**Seu objetivo**
Reescreva todas as linhas abaixo como CSV de duas colunas, "pedido" e "resposta", com uma linha do CSV por linha de dados. Ponha o texto e a resposta de cada uma em um único campo entre aspas, substituindo as quebras de linha por espaços.

**Linhas de dados**
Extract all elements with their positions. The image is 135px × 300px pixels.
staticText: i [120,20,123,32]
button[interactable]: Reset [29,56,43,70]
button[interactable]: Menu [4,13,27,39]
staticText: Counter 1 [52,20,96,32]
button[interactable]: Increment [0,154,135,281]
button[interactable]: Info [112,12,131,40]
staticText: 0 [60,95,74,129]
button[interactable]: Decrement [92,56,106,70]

**Resposta do exercício**
pedido,resposta
"Extract all elements with their positions. The image is 135px × 300px pixels.","staticText: i [120,20,123,32] button[interactable]: Reset [29,56,43,70] button[interactable]: Menu [4,13,27,39] staticText: Counter 1 [52,20,96,32] button[interactable]: Increment [0,154,135,281] button[interactable]: Info [112,12,131,40] staticText: 0 [60,95,74,129] button[interactable]: Decrement [92,56,106,70]"